How many lines of the material below contain the string "JSON"? Answer with the number and nothing else.

Collected data entries:
★ ★ ★ ★ ★ ★ ★
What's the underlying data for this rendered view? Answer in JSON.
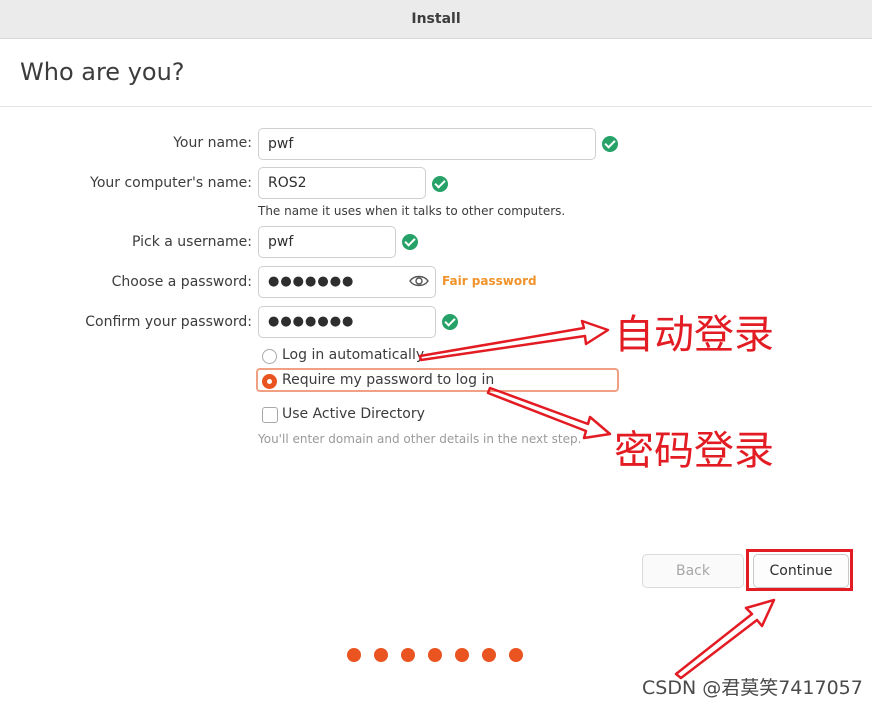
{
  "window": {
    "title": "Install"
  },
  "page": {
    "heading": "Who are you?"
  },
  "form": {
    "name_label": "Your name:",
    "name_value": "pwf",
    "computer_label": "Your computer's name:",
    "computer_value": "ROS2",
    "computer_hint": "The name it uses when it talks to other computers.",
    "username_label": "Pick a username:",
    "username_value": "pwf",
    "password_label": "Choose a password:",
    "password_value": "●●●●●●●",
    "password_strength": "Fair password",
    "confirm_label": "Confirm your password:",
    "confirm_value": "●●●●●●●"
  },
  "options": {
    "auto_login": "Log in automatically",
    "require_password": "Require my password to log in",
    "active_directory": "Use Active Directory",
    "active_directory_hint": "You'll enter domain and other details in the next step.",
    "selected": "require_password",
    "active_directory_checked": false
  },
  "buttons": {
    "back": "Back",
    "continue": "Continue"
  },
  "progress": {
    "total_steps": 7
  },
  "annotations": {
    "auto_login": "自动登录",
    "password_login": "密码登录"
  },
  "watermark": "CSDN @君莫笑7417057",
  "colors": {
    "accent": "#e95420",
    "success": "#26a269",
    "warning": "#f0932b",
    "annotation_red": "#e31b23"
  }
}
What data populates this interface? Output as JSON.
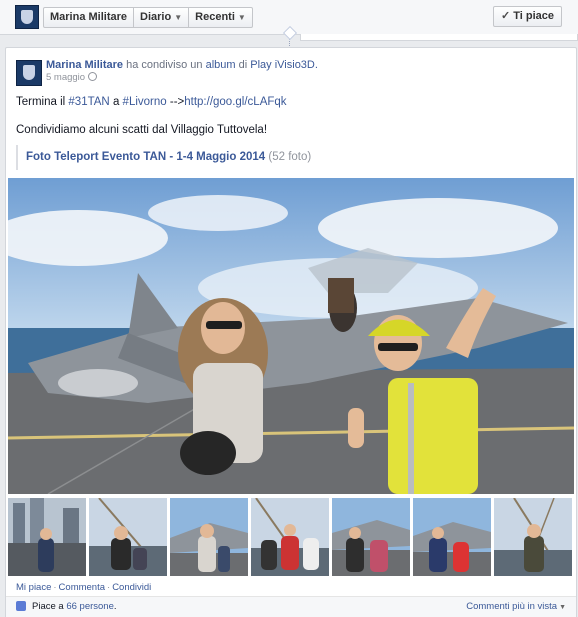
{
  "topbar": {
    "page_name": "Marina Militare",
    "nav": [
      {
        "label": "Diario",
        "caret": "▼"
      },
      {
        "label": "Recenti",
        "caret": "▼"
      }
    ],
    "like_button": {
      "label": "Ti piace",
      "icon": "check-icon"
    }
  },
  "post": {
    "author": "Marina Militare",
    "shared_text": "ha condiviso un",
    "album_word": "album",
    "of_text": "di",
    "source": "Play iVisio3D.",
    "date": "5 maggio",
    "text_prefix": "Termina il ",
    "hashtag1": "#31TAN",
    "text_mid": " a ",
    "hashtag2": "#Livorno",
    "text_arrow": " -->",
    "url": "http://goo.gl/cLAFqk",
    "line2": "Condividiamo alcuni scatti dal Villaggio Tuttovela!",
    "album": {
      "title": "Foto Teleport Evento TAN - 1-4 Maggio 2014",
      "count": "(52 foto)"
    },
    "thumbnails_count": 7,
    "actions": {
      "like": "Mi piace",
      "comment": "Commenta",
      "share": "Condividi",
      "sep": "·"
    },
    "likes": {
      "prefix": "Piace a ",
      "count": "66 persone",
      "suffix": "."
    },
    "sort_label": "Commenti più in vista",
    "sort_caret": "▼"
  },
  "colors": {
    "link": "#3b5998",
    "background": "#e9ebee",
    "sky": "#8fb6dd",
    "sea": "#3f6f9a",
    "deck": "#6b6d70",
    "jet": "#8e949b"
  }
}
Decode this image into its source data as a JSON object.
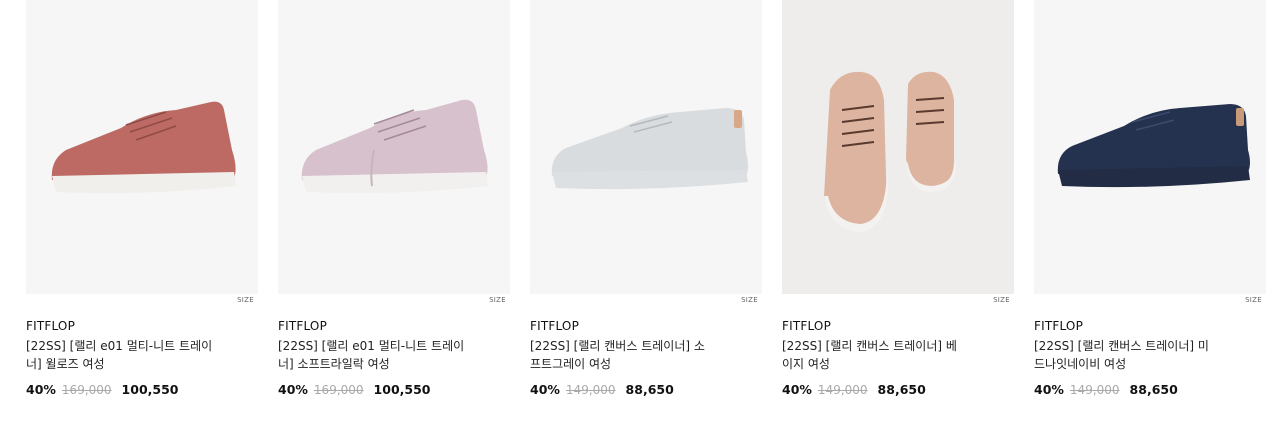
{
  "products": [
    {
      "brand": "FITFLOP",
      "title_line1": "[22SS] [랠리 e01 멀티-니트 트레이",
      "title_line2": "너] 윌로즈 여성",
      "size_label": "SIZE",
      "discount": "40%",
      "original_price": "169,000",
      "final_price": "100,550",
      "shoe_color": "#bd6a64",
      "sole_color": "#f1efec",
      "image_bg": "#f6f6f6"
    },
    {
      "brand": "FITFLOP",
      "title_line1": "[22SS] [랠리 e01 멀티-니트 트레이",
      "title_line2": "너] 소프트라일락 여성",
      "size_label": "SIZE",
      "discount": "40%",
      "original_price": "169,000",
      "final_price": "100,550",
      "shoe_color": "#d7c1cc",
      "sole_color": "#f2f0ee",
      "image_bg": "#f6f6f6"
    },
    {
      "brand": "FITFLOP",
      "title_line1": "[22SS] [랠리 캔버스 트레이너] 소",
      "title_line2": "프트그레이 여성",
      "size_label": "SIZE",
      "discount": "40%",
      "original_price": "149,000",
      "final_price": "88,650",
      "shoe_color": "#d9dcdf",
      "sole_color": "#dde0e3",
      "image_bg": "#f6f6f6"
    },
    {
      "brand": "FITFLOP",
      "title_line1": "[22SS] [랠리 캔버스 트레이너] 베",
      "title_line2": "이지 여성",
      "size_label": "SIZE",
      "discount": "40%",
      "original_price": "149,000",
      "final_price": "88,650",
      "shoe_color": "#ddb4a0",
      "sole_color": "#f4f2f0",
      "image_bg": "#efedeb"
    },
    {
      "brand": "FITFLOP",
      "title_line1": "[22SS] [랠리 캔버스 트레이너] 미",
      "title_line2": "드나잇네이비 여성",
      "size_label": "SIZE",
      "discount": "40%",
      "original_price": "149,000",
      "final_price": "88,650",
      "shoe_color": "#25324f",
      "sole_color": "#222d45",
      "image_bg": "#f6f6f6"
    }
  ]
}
★ ★ ★ ★ ★ ★ ★
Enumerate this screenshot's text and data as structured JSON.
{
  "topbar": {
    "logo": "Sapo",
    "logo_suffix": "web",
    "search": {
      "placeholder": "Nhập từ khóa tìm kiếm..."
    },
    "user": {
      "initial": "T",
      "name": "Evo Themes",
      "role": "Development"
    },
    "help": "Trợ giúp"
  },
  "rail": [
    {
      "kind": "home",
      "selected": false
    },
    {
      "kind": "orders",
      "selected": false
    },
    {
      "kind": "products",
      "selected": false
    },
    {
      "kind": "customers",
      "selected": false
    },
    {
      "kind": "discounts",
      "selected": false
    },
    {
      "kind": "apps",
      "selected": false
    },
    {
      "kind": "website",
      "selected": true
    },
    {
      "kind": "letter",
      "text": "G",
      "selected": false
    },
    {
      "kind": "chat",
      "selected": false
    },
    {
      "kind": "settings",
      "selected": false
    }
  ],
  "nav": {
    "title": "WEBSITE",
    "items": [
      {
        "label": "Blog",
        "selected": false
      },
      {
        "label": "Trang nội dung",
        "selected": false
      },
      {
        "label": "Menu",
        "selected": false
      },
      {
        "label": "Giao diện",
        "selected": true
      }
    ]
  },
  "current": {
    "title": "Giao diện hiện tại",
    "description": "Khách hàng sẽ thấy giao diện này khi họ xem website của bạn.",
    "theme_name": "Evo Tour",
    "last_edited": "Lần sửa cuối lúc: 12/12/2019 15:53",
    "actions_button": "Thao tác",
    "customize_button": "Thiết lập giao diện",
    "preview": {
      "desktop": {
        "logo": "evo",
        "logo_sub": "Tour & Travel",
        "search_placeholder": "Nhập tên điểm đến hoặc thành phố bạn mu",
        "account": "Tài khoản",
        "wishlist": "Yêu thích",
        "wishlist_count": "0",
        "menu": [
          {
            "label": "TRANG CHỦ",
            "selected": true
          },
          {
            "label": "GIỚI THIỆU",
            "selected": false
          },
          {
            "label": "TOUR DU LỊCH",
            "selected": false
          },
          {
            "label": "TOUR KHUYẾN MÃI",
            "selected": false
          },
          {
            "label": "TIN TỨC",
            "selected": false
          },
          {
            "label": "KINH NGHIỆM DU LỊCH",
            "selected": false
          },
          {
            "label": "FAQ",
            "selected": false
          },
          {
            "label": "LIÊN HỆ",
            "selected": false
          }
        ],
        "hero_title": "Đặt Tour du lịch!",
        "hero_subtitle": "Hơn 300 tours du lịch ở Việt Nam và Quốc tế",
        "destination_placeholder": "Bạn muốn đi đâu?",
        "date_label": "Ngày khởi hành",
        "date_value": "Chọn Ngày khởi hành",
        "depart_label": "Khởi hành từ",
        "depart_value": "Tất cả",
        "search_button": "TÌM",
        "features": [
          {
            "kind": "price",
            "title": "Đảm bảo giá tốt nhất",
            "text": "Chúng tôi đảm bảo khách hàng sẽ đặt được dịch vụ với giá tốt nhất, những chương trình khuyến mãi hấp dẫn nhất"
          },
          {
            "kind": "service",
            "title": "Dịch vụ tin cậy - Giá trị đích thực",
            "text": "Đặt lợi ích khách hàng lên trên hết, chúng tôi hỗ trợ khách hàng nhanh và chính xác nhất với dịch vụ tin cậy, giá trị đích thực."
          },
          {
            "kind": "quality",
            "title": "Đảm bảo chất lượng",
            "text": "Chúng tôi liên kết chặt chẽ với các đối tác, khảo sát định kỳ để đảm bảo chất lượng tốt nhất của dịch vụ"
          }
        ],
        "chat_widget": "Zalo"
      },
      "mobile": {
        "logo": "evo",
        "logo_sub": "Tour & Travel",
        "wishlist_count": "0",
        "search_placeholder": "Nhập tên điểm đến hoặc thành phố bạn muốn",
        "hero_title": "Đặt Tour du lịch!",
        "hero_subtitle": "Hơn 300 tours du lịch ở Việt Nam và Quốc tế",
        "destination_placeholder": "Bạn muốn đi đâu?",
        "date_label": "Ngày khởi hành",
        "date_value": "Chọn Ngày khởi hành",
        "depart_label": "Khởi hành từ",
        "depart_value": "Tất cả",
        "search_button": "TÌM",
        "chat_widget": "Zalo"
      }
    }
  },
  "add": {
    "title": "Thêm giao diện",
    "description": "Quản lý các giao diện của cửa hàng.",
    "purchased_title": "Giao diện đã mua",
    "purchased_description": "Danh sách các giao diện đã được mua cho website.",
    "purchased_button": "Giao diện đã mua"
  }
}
★ ★ ★ ★ ★ ★ ★
• **Task solution**
4